**WHAT YOU SHOULD DO**
Collect every line that includes the string "range".

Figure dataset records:
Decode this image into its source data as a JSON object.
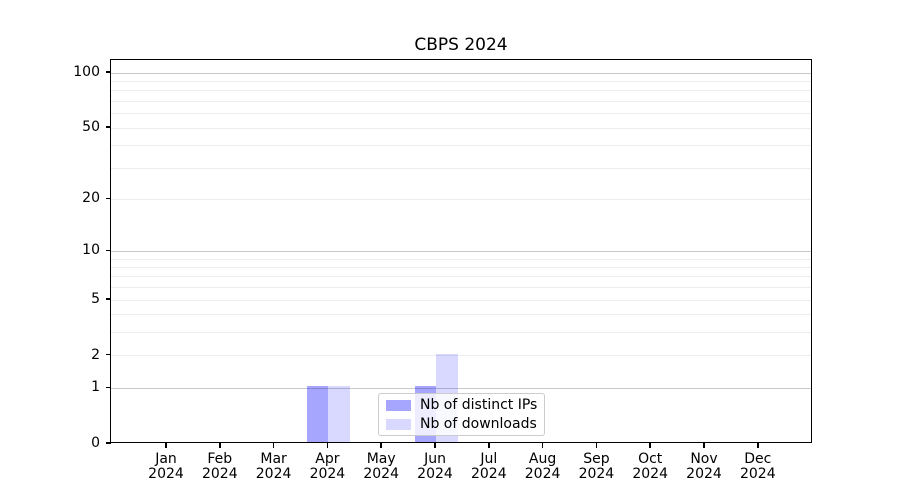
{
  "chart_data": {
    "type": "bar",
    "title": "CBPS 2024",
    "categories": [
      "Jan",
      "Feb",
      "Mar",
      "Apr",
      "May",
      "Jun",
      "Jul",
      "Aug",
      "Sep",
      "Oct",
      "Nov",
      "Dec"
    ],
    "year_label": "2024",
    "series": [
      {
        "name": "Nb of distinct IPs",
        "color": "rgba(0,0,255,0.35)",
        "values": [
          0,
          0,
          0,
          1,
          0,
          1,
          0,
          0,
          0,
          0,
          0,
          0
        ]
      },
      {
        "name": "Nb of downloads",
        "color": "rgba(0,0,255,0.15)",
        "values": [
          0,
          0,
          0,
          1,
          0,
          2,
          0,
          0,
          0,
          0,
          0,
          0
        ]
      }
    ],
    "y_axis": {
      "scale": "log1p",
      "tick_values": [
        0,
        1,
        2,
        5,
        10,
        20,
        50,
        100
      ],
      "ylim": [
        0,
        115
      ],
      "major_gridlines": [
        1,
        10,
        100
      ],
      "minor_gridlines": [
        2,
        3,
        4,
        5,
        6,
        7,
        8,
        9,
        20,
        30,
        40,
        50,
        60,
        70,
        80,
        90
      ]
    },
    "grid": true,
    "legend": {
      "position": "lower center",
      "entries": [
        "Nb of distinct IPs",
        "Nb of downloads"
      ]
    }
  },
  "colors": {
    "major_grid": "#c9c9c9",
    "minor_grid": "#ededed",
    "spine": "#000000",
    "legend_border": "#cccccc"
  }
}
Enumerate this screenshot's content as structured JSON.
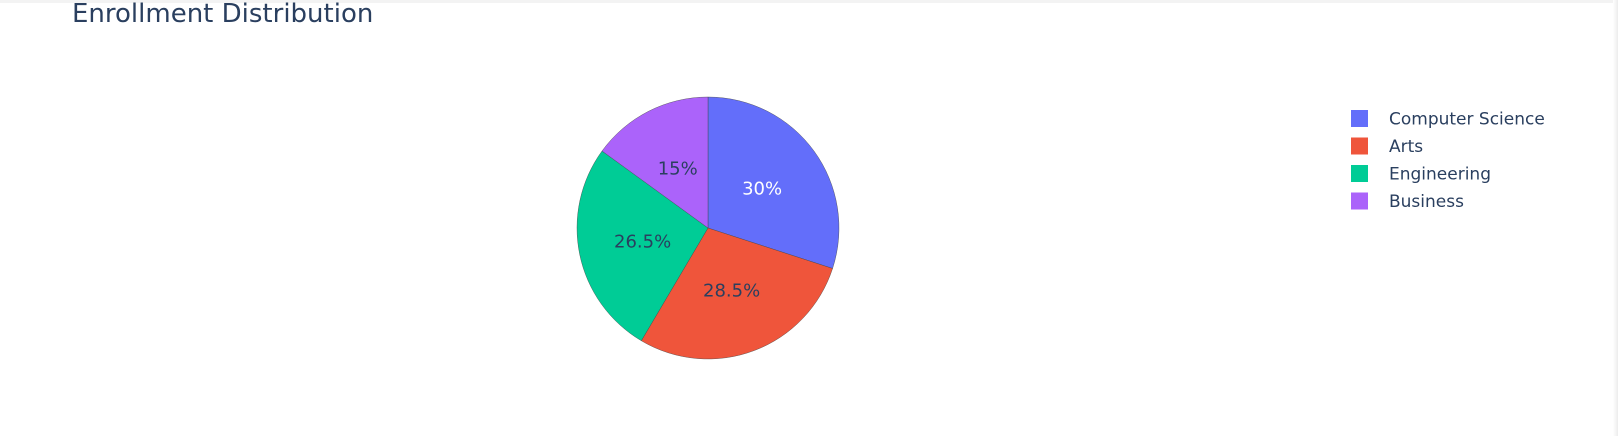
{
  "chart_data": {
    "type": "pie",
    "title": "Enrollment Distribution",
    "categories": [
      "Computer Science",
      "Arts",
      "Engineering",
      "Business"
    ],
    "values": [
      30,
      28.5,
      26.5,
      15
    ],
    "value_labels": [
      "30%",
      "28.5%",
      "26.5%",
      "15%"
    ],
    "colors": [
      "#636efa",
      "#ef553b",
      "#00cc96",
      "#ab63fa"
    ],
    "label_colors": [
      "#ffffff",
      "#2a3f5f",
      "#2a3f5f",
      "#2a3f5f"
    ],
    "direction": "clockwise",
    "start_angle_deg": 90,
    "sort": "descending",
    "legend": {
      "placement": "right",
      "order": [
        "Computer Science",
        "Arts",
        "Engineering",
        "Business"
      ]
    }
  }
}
...
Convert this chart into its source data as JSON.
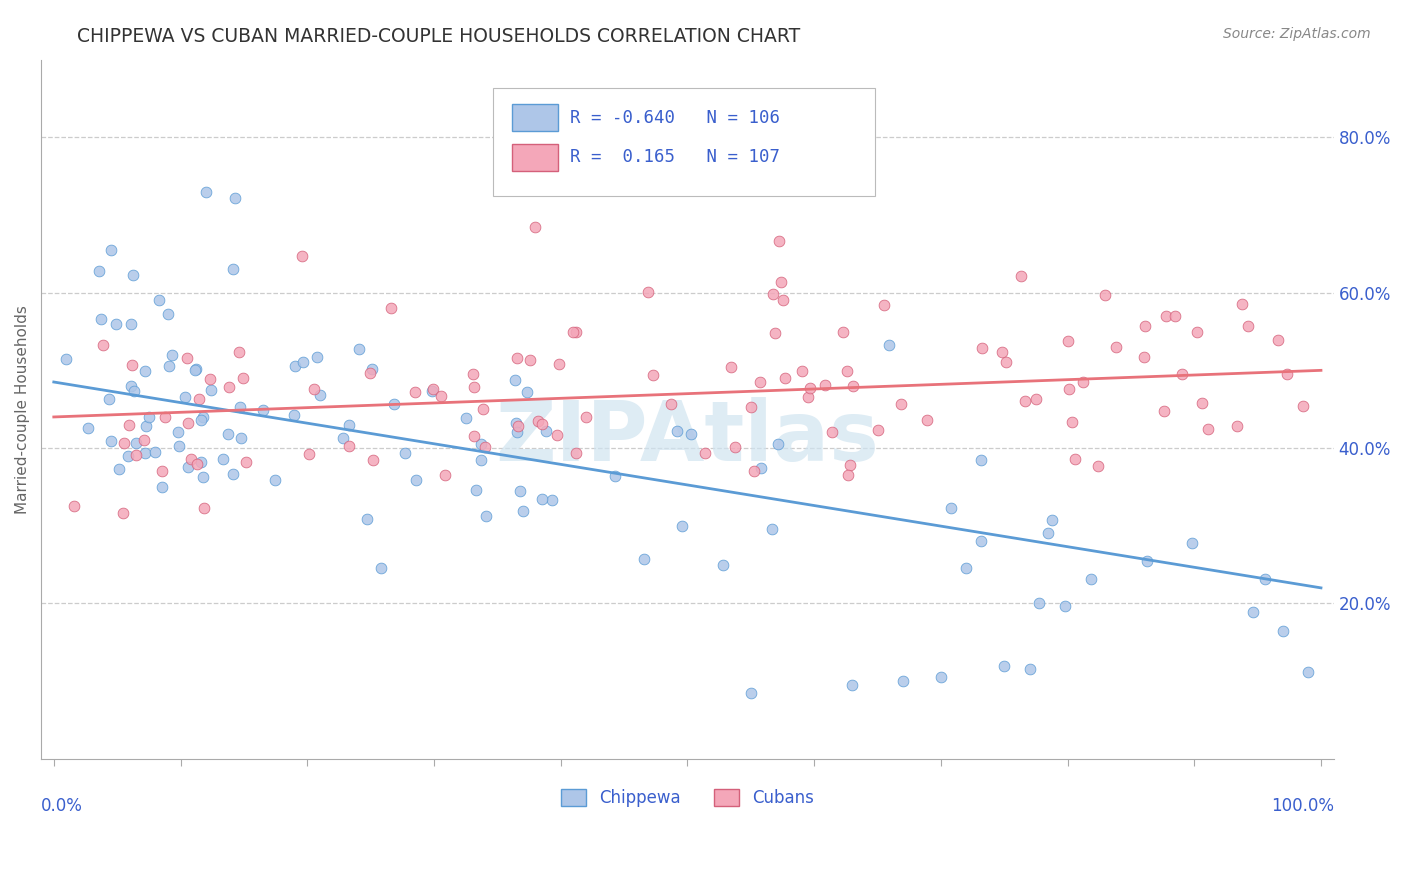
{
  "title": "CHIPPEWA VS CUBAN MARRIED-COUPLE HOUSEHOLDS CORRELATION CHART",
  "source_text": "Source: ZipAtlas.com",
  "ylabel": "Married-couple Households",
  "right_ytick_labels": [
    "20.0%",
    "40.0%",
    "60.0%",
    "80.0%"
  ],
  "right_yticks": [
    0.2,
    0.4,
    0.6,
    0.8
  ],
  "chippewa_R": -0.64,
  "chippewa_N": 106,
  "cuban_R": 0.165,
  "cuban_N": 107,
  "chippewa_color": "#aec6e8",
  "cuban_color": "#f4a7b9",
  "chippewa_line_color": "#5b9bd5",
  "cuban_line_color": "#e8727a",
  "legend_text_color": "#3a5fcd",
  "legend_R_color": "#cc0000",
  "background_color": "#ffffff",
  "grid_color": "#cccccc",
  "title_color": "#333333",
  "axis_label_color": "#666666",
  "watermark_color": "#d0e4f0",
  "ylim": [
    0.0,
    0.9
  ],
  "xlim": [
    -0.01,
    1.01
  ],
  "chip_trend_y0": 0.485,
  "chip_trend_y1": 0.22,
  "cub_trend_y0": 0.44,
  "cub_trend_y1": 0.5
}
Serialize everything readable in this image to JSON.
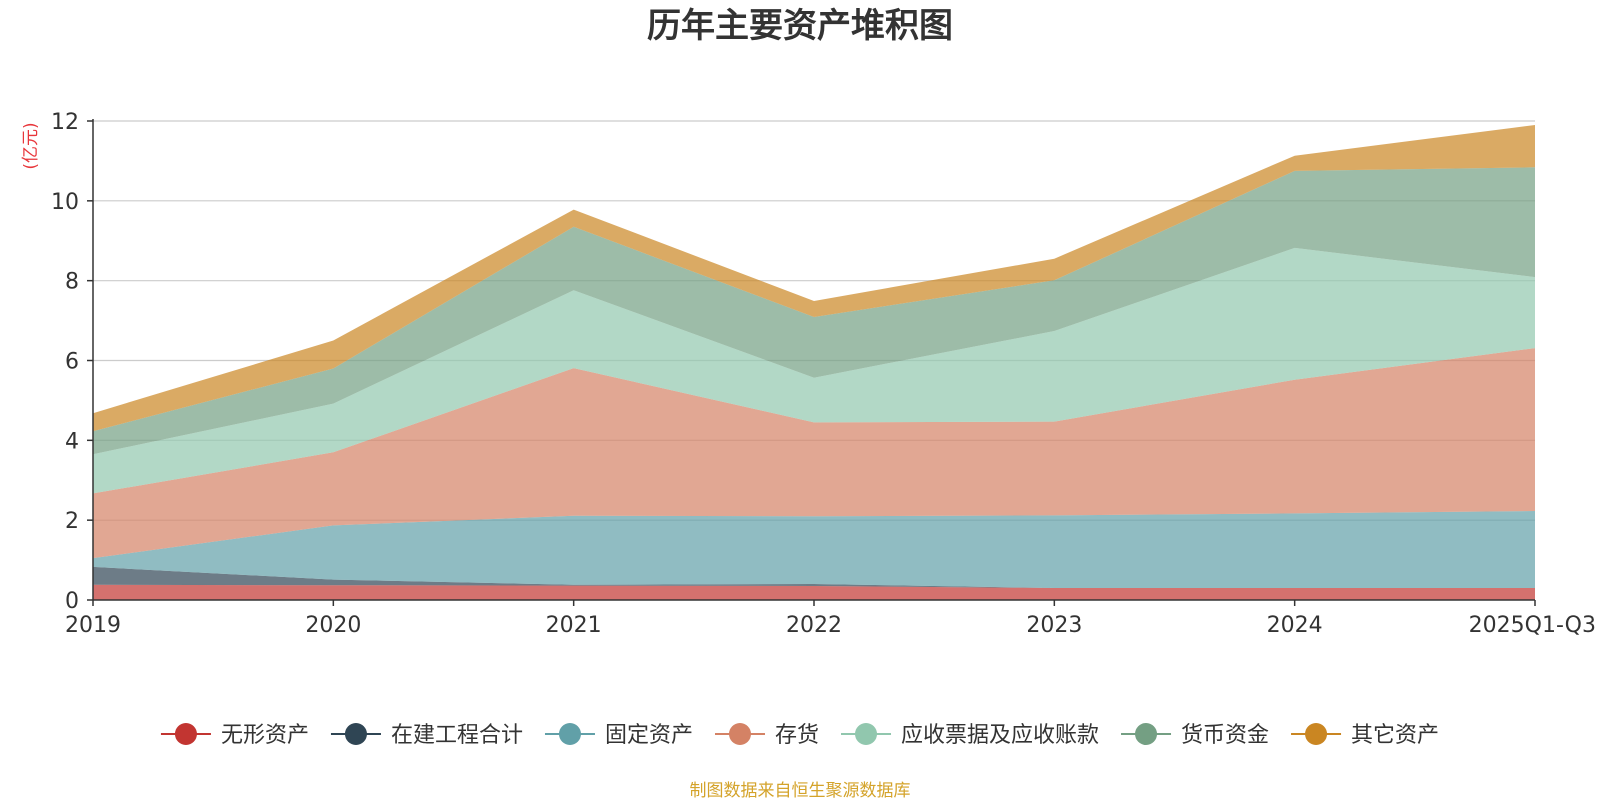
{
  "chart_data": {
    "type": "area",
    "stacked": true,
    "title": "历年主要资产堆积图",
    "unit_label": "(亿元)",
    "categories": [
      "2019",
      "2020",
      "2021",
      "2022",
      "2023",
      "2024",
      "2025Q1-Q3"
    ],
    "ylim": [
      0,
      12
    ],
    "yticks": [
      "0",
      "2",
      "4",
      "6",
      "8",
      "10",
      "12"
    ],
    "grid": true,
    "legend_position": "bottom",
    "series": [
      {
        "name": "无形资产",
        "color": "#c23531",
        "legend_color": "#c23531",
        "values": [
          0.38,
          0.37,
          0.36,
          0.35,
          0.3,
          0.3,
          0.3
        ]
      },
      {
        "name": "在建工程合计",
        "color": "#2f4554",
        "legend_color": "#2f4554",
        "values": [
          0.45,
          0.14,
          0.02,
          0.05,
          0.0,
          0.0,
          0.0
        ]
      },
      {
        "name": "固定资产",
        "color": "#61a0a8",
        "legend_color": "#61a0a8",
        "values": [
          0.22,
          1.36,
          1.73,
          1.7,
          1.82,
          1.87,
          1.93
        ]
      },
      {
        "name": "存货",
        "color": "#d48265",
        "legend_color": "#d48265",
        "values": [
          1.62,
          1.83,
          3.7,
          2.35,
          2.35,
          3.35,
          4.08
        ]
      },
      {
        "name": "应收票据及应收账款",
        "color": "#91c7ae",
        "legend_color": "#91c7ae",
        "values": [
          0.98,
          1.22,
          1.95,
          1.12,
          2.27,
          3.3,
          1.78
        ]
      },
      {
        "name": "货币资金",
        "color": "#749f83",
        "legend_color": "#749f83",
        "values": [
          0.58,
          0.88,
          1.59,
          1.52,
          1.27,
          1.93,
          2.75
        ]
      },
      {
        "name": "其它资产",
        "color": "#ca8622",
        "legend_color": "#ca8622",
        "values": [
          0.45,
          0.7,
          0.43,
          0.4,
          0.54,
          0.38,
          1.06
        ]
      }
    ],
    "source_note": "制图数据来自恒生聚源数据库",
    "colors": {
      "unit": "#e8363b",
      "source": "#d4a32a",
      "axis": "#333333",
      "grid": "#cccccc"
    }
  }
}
...
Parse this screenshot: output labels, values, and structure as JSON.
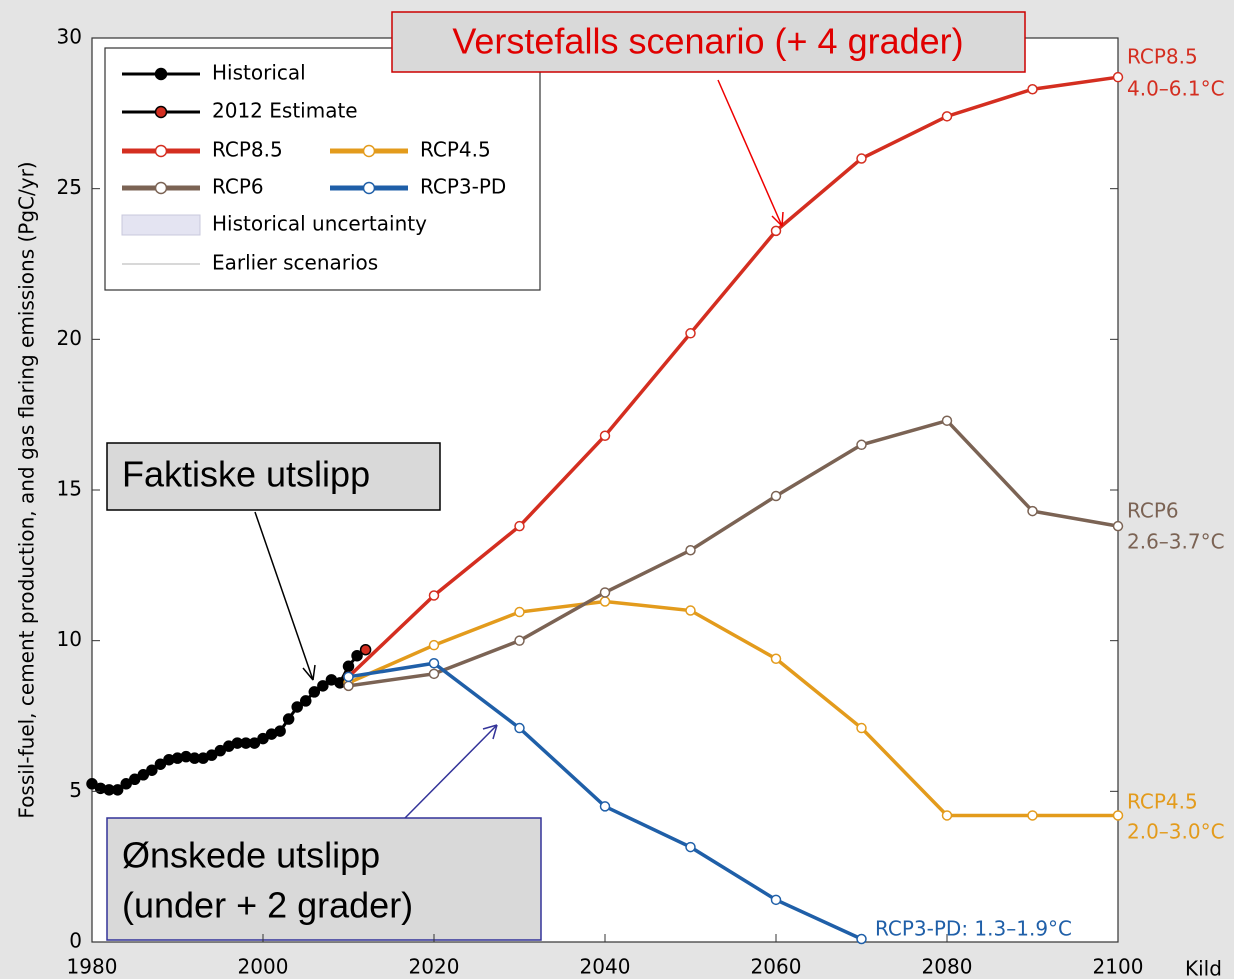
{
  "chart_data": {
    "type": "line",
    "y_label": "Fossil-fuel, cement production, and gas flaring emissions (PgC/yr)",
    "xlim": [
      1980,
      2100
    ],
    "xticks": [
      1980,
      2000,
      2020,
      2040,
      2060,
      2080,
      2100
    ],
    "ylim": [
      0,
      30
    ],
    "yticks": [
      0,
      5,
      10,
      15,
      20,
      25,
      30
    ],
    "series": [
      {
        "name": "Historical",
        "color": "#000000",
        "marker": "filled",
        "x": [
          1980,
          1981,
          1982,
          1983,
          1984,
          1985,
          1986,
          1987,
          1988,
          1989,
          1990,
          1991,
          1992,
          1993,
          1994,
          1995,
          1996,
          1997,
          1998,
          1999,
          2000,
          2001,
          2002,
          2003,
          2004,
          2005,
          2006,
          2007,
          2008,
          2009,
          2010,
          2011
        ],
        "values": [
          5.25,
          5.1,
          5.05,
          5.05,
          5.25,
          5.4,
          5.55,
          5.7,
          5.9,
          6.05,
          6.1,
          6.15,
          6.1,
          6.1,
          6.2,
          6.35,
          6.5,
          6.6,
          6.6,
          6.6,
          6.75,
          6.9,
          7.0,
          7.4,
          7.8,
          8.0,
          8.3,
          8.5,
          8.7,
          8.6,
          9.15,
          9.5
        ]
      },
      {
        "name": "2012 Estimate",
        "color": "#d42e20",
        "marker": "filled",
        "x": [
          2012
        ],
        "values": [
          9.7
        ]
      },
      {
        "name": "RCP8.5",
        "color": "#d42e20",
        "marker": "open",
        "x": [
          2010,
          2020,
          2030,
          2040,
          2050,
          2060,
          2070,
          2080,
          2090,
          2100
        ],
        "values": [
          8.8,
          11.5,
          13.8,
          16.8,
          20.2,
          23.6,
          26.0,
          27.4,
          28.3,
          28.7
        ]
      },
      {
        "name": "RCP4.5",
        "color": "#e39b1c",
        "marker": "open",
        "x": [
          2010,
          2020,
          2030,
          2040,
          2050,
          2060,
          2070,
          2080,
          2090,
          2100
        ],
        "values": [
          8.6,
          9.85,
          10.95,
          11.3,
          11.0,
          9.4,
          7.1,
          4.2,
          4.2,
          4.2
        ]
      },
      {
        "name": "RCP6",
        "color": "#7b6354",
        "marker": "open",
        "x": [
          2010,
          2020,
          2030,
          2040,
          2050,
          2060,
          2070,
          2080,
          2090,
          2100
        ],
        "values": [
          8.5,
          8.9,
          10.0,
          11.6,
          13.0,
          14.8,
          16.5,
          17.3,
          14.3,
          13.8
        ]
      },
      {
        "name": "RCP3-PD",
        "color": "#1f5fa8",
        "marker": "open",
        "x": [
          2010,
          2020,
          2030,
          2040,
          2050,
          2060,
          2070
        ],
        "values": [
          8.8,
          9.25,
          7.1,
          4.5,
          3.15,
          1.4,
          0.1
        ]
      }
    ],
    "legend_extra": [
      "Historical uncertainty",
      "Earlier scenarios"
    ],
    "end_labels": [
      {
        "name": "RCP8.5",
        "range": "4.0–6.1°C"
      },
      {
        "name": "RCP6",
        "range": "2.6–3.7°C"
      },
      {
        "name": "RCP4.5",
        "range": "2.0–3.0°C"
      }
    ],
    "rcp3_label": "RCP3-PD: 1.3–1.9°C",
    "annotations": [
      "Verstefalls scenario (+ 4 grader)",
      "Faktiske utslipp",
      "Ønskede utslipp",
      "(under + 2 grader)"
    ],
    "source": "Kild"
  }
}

**CORRECT RESPONSE**
        "range": "4.0–6.1°C"
        "range": "2.6–3.7°C"
        "range": "2.0–3.0°C"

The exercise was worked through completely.